[Extracted data]
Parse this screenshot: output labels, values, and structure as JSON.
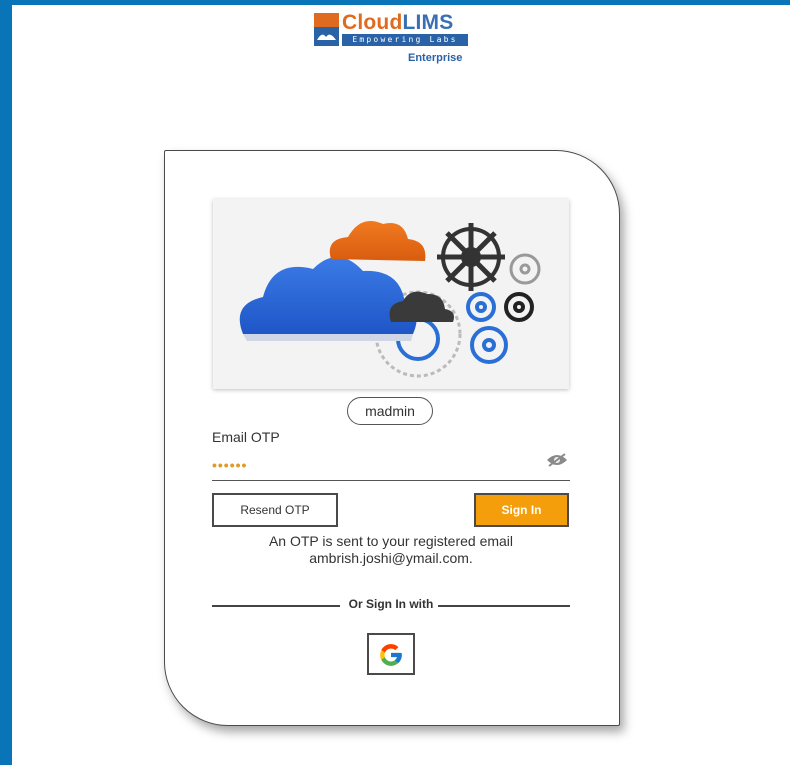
{
  "brand": {
    "name_part1": "Cloud",
    "name_part2": "LIMS",
    "tagline": "Empowering Labs",
    "edition": "Enterprise"
  },
  "login": {
    "username": "madmin",
    "otp_label": "Email OTP",
    "otp_value": "••••••",
    "resend_label": "Resend OTP",
    "signin_label": "Sign In",
    "message_line1": "An OTP is sent to your registered email",
    "message_line2": "ambrish.joshi@ymail.com.",
    "divider_text": "Or Sign In with",
    "google_icon": "google-icon",
    "eye_icon": "eye-hidden-icon"
  },
  "colors": {
    "frame": "#0a74b9",
    "accent": "#f59e0b",
    "otp_text": "#e19a24"
  }
}
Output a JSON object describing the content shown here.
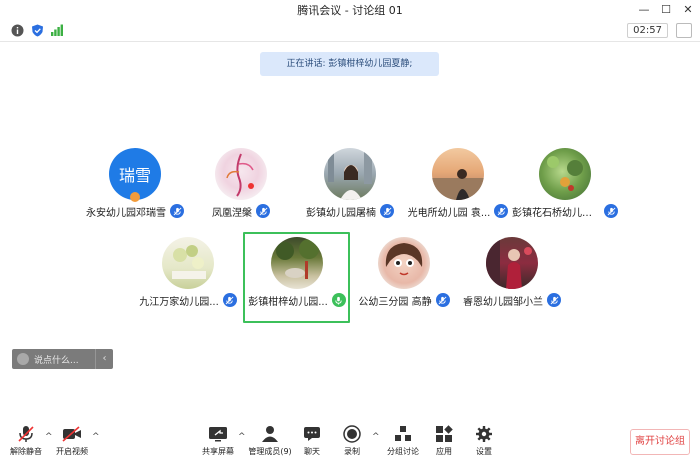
{
  "window": {
    "title": "腾讯会议 - 讨论组 01"
  },
  "toolbar": {
    "timer": "02:57"
  },
  "speaking": {
    "text": "正在讲话: 彭镇柑梓幼儿园夏静;"
  },
  "participants": [
    {
      "name": "永安幼儿园邓瑞雪",
      "avatar_text": "瑞雪",
      "avatar_color": "#1f7be6"
    },
    {
      "name": "凤凰涅槃"
    },
    {
      "name": "彭镇幼儿园屠楠"
    },
    {
      "name": "光电所幼儿园 袁..."
    },
    {
      "name": "彭镇花石桥幼儿园..."
    },
    {
      "name": "九江万家幼儿园..."
    },
    {
      "name": "彭镇柑梓幼儿园..."
    },
    {
      "name": "公幼三分园 高静"
    },
    {
      "name": "睿恩幼儿园邹小兰"
    }
  ],
  "chat": {
    "placeholder": "说点什么..."
  },
  "bottom": {
    "mute": "解除静音",
    "video": "开启视频",
    "share": "共享屏幕",
    "members": "管理成员(9)",
    "chat": "聊天",
    "record": "录制",
    "breakout": "分组讨论",
    "apps": "应用",
    "settings": "设置",
    "leave": "离开讨论组"
  },
  "colors": {
    "accent": "#2b6fe0",
    "active": "#3cc05a",
    "leave": "#e04040"
  }
}
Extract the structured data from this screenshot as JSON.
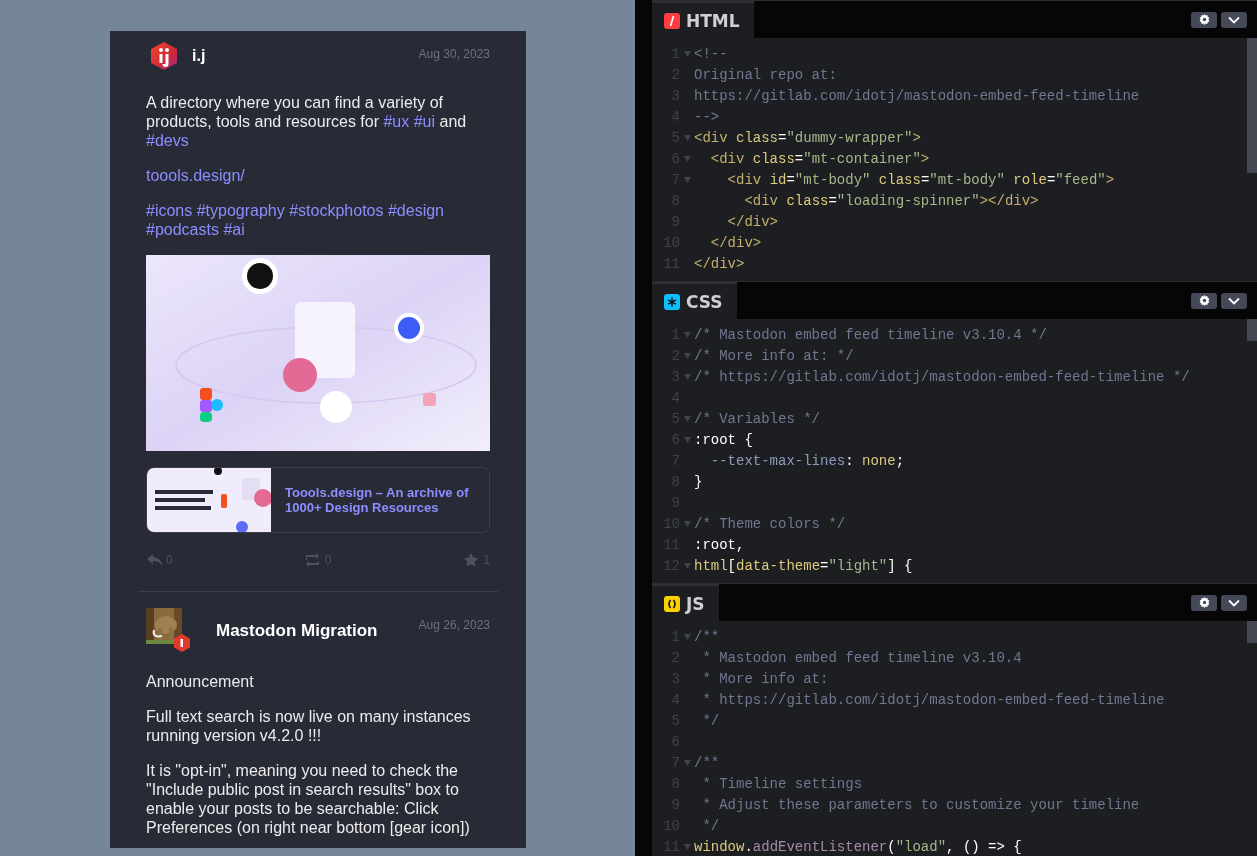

[What the task asks] Your reply is one number: how many lines of the records above contain the word "this".

[Complete output] 2